- [Exercise instructions]: What follows is a set of records; repeat all of them exactly.

(Records that describe figures)
** Begin **

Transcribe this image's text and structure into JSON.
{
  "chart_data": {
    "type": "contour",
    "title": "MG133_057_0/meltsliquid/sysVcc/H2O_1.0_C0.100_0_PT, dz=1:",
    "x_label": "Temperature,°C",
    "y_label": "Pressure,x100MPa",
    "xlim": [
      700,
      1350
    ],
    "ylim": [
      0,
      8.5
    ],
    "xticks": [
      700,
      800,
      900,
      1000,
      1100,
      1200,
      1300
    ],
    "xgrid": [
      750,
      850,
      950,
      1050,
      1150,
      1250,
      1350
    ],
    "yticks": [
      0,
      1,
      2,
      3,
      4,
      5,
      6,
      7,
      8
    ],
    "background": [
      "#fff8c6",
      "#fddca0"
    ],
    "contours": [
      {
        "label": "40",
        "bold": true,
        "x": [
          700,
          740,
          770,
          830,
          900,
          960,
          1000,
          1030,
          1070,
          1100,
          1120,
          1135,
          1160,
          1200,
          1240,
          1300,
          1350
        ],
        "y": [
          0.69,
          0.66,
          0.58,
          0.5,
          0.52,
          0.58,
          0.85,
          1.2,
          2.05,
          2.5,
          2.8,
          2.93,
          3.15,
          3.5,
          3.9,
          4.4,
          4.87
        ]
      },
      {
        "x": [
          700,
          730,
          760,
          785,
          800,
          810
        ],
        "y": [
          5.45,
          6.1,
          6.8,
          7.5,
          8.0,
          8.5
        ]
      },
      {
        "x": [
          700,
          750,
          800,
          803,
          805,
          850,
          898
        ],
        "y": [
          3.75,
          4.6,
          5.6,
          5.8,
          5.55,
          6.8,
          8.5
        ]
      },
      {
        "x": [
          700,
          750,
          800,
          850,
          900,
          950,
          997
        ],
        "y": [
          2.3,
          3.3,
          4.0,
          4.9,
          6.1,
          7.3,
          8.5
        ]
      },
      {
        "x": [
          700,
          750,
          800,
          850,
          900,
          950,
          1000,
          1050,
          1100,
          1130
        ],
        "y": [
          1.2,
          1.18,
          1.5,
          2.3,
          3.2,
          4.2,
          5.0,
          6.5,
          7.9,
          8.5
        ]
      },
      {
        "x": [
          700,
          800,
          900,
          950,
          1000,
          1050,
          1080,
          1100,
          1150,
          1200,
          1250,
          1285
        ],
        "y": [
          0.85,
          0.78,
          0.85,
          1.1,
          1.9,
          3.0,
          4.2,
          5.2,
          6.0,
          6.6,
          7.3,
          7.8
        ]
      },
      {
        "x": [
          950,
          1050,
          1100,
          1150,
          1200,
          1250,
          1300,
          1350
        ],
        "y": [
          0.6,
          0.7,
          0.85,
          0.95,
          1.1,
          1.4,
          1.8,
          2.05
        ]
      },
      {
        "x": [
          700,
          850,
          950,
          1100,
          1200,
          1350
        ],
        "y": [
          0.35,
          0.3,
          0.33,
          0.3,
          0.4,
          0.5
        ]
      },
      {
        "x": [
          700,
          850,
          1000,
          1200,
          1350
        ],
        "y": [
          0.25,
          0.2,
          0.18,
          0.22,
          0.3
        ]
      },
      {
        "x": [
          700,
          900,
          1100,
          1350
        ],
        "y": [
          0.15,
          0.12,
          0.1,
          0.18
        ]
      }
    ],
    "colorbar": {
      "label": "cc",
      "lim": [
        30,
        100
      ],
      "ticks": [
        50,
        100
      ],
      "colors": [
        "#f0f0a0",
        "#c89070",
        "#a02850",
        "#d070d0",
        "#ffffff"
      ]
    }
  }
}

** End **

- [Exercise solution]:
Transcribe this image's text and structure into JSON.
{
  "chart_data": {
    "type": "contour",
    "title": "MG133_057_0/meltsliquid/sysVcc/H2O_1.0_C0.100_0_PT, dz=1:",
    "x_label": "Temperature,°C",
    "y_label": "Pressure,x100MPa",
    "xlim": [
      700,
      1350
    ],
    "ylim": [
      0,
      8.5
    ],
    "xticks": [
      700,
      800,
      900,
      1000,
      1100,
      1200,
      1300
    ],
    "xgrid": [
      750,
      850,
      950,
      1050,
      1150,
      1250,
      1350
    ],
    "yticks": [
      0,
      1,
      2,
      3,
      4,
      5,
      6,
      7,
      8
    ],
    "background": [
      "#fff8c6",
      "#fddca0"
    ],
    "contours": [
      {
        "label": "40",
        "bold": true,
        "x": [
          700,
          740,
          770,
          830,
          900,
          960,
          1000,
          1030,
          1070,
          1100,
          1120,
          1135,
          1160,
          1200,
          1240,
          1300,
          1350
        ],
        "y": [
          0.69,
          0.66,
          0.58,
          0.5,
          0.52,
          0.58,
          0.85,
          1.2,
          2.05,
          2.5,
          2.8,
          2.93,
          3.15,
          3.5,
          3.9,
          4.4,
          4.87
        ]
      },
      {
        "x": [
          700,
          730,
          760,
          785,
          800,
          810
        ],
        "y": [
          5.45,
          6.1,
          6.8,
          7.5,
          8.0,
          8.5
        ]
      },
      {
        "x": [
          700,
          750,
          800,
          803,
          805,
          850,
          898
        ],
        "y": [
          3.75,
          4.6,
          5.6,
          5.8,
          5.55,
          6.8,
          8.5
        ]
      },
      {
        "x": [
          700,
          750,
          800,
          850,
          900,
          950,
          997
        ],
        "y": [
          2.3,
          3.3,
          4.0,
          4.9,
          6.1,
          7.3,
          8.5
        ]
      },
      {
        "x": [
          700,
          750,
          800,
          850,
          900,
          950,
          1000,
          1050,
          1100,
          1130
        ],
        "y": [
          1.2,
          1.18,
          1.5,
          2.3,
          3.2,
          4.2,
          5.0,
          6.5,
          7.9,
          8.5
        ]
      },
      {
        "x": [
          700,
          800,
          900,
          950,
          1000,
          1050,
          1080,
          1100,
          1150,
          1200,
          1250,
          1285
        ],
        "y": [
          0.85,
          0.78,
          0.85,
          1.1,
          1.9,
          3.0,
          4.2,
          5.2,
          6.0,
          6.6,
          7.3,
          7.8
        ]
      },
      {
        "x": [
          950,
          1050,
          1100,
          1150,
          1200,
          1250,
          1300,
          1350
        ],
        "y": [
          0.6,
          0.7,
          0.85,
          0.95,
          1.1,
          1.4,
          1.8,
          2.05
        ]
      },
      {
        "x": [
          700,
          850,
          950,
          1100,
          1200,
          1350
        ],
        "y": [
          0.35,
          0.3,
          0.33,
          0.3,
          0.4,
          0.5
        ]
      },
      {
        "x": [
          700,
          850,
          1000,
          1200,
          1350
        ],
        "y": [
          0.25,
          0.2,
          0.18,
          0.22,
          0.3
        ]
      },
      {
        "x": [
          700,
          900,
          1100,
          1350
        ],
        "y": [
          0.15,
          0.12,
          0.1,
          0.18
        ]
      }
    ],
    "colorbar": {
      "label": "cc",
      "lim": [
        30,
        100
      ],
      "ticks": [
        50,
        100
      ],
      "colors": [
        "#f0f0a0",
        "#c89070",
        "#a02850",
        "#d070d0",
        "#ffffff"
      ]
    }
  }
}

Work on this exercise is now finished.